## WRITTEN INSTRUCTION
Reply with one number only, the count of lines holding the string "werden".

## EXTRACTED RECORDS
## BEGIN
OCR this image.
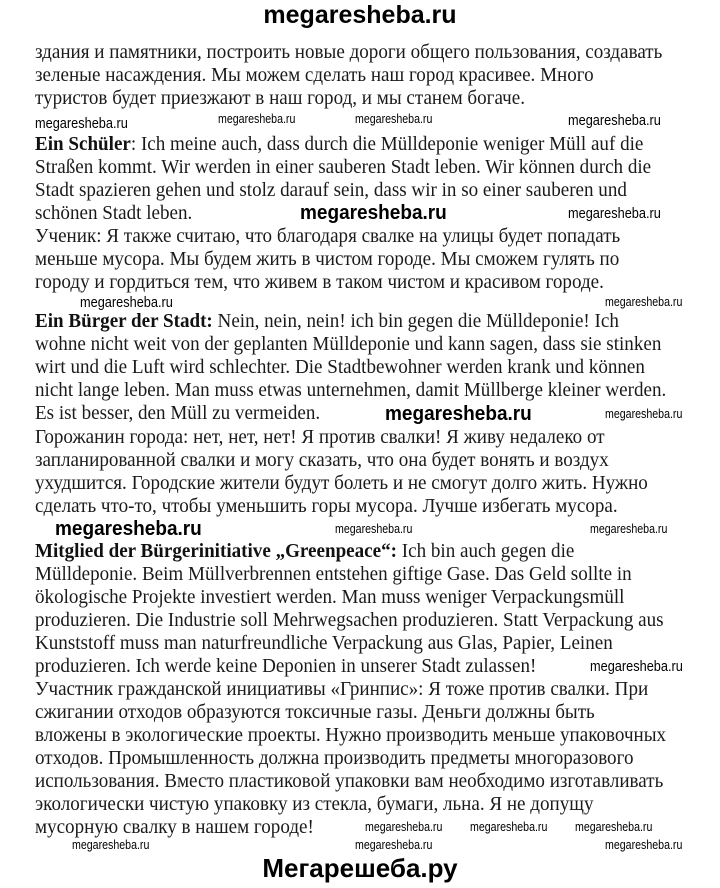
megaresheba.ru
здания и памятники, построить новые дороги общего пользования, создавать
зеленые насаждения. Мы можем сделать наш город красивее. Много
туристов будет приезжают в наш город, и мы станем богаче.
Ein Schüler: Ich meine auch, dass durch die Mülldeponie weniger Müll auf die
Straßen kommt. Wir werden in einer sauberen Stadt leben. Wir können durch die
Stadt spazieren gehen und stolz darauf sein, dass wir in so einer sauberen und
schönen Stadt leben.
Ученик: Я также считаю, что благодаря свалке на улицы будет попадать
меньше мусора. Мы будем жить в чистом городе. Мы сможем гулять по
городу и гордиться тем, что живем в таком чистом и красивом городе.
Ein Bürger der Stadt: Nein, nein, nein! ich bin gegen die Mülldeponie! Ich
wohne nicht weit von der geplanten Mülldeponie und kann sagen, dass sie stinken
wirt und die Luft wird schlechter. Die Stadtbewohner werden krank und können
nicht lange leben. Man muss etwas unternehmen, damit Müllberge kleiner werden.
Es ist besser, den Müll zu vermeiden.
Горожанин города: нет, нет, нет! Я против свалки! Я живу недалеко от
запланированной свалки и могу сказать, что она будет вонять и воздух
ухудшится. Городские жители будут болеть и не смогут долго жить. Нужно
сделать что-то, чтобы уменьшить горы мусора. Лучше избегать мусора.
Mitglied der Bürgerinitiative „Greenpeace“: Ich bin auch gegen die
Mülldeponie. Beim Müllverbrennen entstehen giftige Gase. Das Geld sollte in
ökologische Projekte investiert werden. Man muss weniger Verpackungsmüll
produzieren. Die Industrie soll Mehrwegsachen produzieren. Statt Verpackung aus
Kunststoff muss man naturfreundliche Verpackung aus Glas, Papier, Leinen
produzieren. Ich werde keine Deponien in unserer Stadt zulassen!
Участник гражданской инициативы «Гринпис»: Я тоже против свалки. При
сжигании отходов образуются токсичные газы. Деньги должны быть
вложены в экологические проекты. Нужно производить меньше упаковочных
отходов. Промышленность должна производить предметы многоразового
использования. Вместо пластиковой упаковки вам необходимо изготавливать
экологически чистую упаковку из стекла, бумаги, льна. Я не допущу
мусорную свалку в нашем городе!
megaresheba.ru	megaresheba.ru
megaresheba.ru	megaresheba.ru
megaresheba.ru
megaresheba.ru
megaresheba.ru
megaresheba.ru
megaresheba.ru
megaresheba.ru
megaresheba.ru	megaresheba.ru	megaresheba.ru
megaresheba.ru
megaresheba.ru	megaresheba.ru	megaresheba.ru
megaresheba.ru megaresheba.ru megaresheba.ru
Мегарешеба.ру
## END
## WRITTEN SOLUTION
4